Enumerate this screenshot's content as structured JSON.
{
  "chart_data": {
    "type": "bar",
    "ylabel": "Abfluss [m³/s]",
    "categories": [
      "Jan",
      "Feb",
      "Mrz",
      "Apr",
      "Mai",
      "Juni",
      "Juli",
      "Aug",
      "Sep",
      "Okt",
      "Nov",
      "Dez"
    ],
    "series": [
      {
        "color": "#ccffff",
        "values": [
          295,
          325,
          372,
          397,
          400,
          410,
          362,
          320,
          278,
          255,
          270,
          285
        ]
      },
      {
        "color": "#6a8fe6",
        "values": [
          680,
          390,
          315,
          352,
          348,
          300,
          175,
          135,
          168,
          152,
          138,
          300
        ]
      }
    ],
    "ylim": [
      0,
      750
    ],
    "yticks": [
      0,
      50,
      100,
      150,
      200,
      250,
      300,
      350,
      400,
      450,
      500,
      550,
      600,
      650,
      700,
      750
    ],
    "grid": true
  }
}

Written request: Using the material above, print every entry exactly as written.

Solution to the exercise:
Enumerate this screenshot's content as structured JSON.
{
  "chart_data": {
    "type": "bar",
    "ylabel": "Abfluss [m³/s]",
    "categories": [
      "Jan",
      "Feb",
      "Mrz",
      "Apr",
      "Mai",
      "Juni",
      "Juli",
      "Aug",
      "Sep",
      "Okt",
      "Nov",
      "Dez"
    ],
    "series": [
      {
        "color": "#ccffff",
        "values": [
          295,
          325,
          372,
          397,
          400,
          410,
          362,
          320,
          278,
          255,
          270,
          285
        ]
      },
      {
        "color": "#6a8fe6",
        "values": [
          680,
          390,
          315,
          352,
          348,
          300,
          175,
          135,
          168,
          152,
          138,
          300
        ]
      }
    ],
    "ylim": [
      0,
      750
    ],
    "yticks": [
      0,
      50,
      100,
      150,
      200,
      250,
      300,
      350,
      400,
      450,
      500,
      550,
      600,
      650,
      700,
      750
    ],
    "grid": true
  }
}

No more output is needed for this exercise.